### [WHAT IS EXPECTED]
An exact copy of all the data is required, with pictures left out.

(Dataset entries on figures)
□ □ □ □

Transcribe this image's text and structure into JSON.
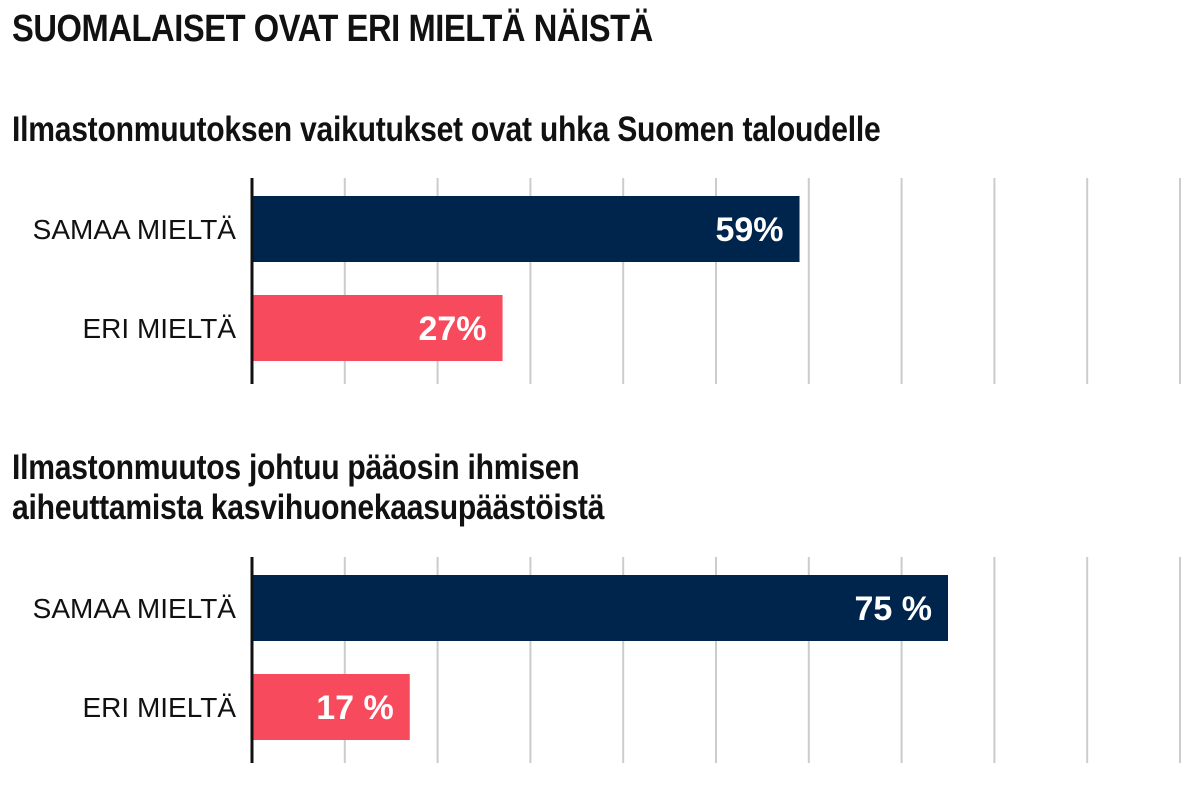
{
  "title": "SUOMALAISET OVAT ERI MIELTÄ NÄISTÄ",
  "colors": {
    "agree": "#00254d",
    "disagree": "#f84a5d",
    "grid": "#cccccc",
    "axis": "#111111"
  },
  "chart_data": [
    {
      "type": "bar",
      "orientation": "horizontal",
      "title_lines": [
        "Ilmastonmuutoksen vaikutukset ovat uhka Suomen taloudelle"
      ],
      "categories": [
        "SAMAA MIELTÄ",
        "ERI MIELTÄ"
      ],
      "values": [
        59,
        27
      ],
      "value_labels": [
        "59%",
        "27%"
      ],
      "xlim": [
        0,
        100
      ],
      "grid": true
    },
    {
      "type": "bar",
      "orientation": "horizontal",
      "title_lines": [
        "Ilmastonmuutos johtuu pääosin ihmisen",
        "aiheuttamista kasvihuonekaasupäästöistä"
      ],
      "categories": [
        "SAMAA MIELTÄ",
        "ERI MIELTÄ"
      ],
      "values": [
        75,
        17
      ],
      "value_labels": [
        "75 %",
        "17 %"
      ],
      "xlim": [
        0,
        100
      ],
      "grid": true
    }
  ]
}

□ □ □ □

### [EXPECTED OUTPUT]
Transcribe this image's text and structure into JSON.
{
  "title": "SUOMALAISET OVAT ERI MIELTÄ NÄISTÄ",
  "colors": {
    "agree": "#00254d",
    "disagree": "#f84a5d",
    "grid": "#cccccc",
    "axis": "#111111"
  },
  "chart_data": [
    {
      "type": "bar",
      "orientation": "horizontal",
      "title_lines": [
        "Ilmastonmuutoksen vaikutukset ovat uhka Suomen taloudelle"
      ],
      "categories": [
        "SAMAA MIELTÄ",
        "ERI MIELTÄ"
      ],
      "values": [
        59,
        27
      ],
      "value_labels": [
        "59%",
        "27%"
      ],
      "xlim": [
        0,
        100
      ],
      "grid": true
    },
    {
      "type": "bar",
      "orientation": "horizontal",
      "title_lines": [
        "Ilmastonmuutos johtuu pääosin ihmisen",
        "aiheuttamista kasvihuonekaasupäästöistä"
      ],
      "categories": [
        "SAMAA MIELTÄ",
        "ERI MIELTÄ"
      ],
      "values": [
        75,
        17
      ],
      "value_labels": [
        "75 %",
        "17 %"
      ],
      "xlim": [
        0,
        100
      ],
      "grid": true
    }
  ]
}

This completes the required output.